STATED EXERCISE
From the entries below, please gather each line containing the string "VRMA".

EXTRACTED DATA
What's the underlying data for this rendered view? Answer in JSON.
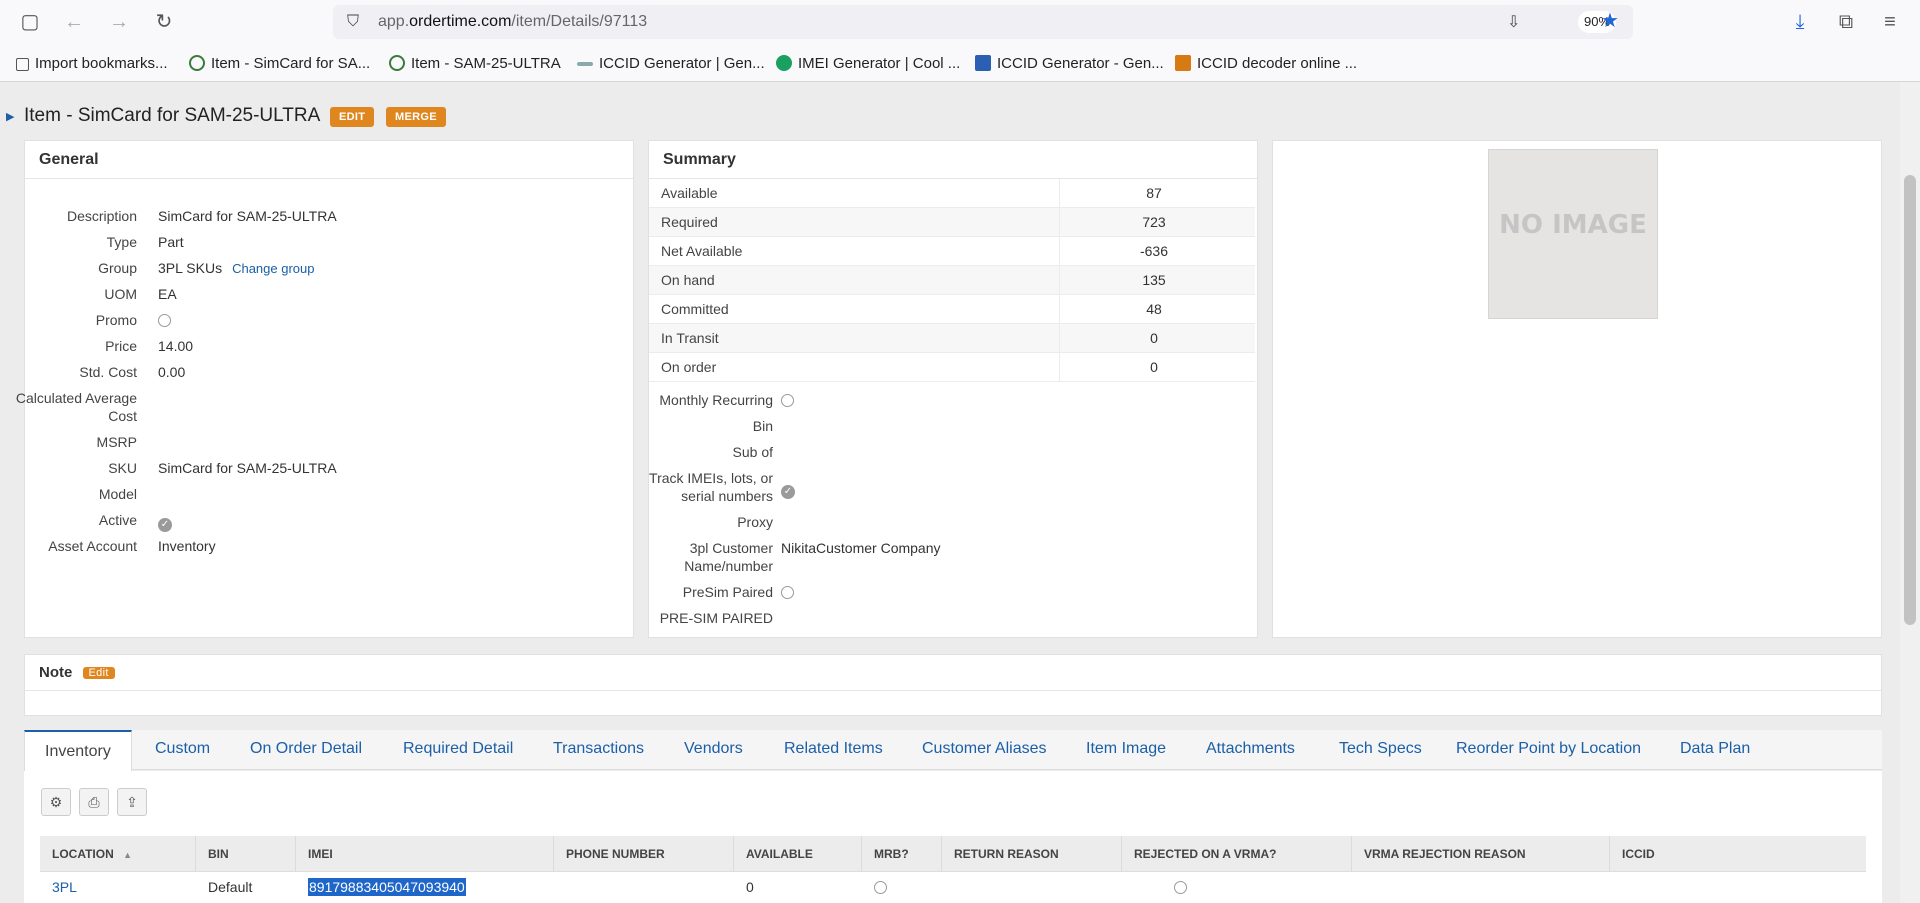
{
  "browser": {
    "url_prefix": "app.",
    "url_domain": "ordertime.com",
    "url_path": "/item/Details/97113",
    "zoom": "90%",
    "bookmarks": [
      "Import bookmarks...",
      "Item - SimCard for SA...",
      "Item - SAM-25-ULTRA",
      "ICCID Generator | Gen...",
      "IMEI Generator | Cool ...",
      "ICCID Generator - Gen...",
      "ICCID decoder online ..."
    ]
  },
  "header": {
    "title": "Item - SimCard for SAM-25-ULTRA",
    "edit_label": "EDIT",
    "merge_label": "MERGE"
  },
  "general": {
    "title": "General",
    "fields": [
      {
        "label": "Description",
        "value": "SimCard for SAM-25-ULTRA"
      },
      {
        "label": "Type",
        "value": "Part"
      },
      {
        "label": "Group",
        "value": "3PL SKUs",
        "link": "Change group"
      },
      {
        "label": "UOM",
        "value": "EA"
      },
      {
        "label": "Promo",
        "value": ""
      },
      {
        "label": "Price",
        "value": "14.00"
      },
      {
        "label": "Std. Cost",
        "value": "0.00"
      },
      {
        "label": "Calculated Average",
        "label2": "Cost",
        "value": ""
      },
      {
        "label": "MSRP",
        "value": ""
      },
      {
        "label": "SKU",
        "value": "SimCard for SAM-25-ULTRA"
      },
      {
        "label": "Model",
        "value": ""
      },
      {
        "label": "Active",
        "value": ""
      },
      {
        "label": "Asset Account",
        "value": "Inventory"
      }
    ]
  },
  "summary": {
    "title": "Summary",
    "rows": [
      {
        "label": "Available",
        "value": "87"
      },
      {
        "label": "Required",
        "value": "723"
      },
      {
        "label": "Net Available",
        "value": "-636"
      },
      {
        "label": "On hand",
        "value": "135"
      },
      {
        "label": "Committed",
        "value": "48"
      },
      {
        "label": "In Transit",
        "value": "0"
      },
      {
        "label": "On order",
        "value": "0"
      }
    ],
    "fields": [
      {
        "label": "Monthly Recurring",
        "value": ""
      },
      {
        "label": "Bin",
        "value": ""
      },
      {
        "label": "Sub of",
        "value": ""
      },
      {
        "label": "Track IMEIs, lots, or",
        "label2": "serial numbers",
        "value": ""
      },
      {
        "label": "Proxy",
        "value": ""
      },
      {
        "label": "3pl Customer",
        "label2": "Name/number",
        "value": "NikitaCustomer Company"
      },
      {
        "label": "PreSim Paired",
        "value": ""
      },
      {
        "label": "PRE-SIM PAIRED",
        "value": ""
      }
    ]
  },
  "image": {
    "placeholder": "NO IMAGE"
  },
  "note": {
    "title": "Note",
    "edit_label": "Edit"
  },
  "tabs": [
    "Inventory",
    "Custom",
    "On Order Detail",
    "Required Detail",
    "Transactions",
    "Vendors",
    "Related Items",
    "Customer Aliases",
    "Item Image",
    "Attachments",
    "Tech Specs",
    "Reorder Point by Location",
    "Data Plan"
  ],
  "grid": {
    "columns": [
      "LOCATION",
      "BIN",
      "IMEI",
      "PHONE NUMBER",
      "AVAILABLE",
      "MRB?",
      "RETURN REASON",
      "REJECTED ON A VRMA?",
      "VRMA REJECTION REASON",
      "ICCID"
    ],
    "rows": [
      {
        "location": "3PL",
        "bin": "Default",
        "imei": "89179883405047093940",
        "phone": "",
        "available": "0"
      }
    ]
  }
}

PROBLEM SOLUTION
      "REJECTED ON A VRMA?",
      "VRMA REJECTION REASON",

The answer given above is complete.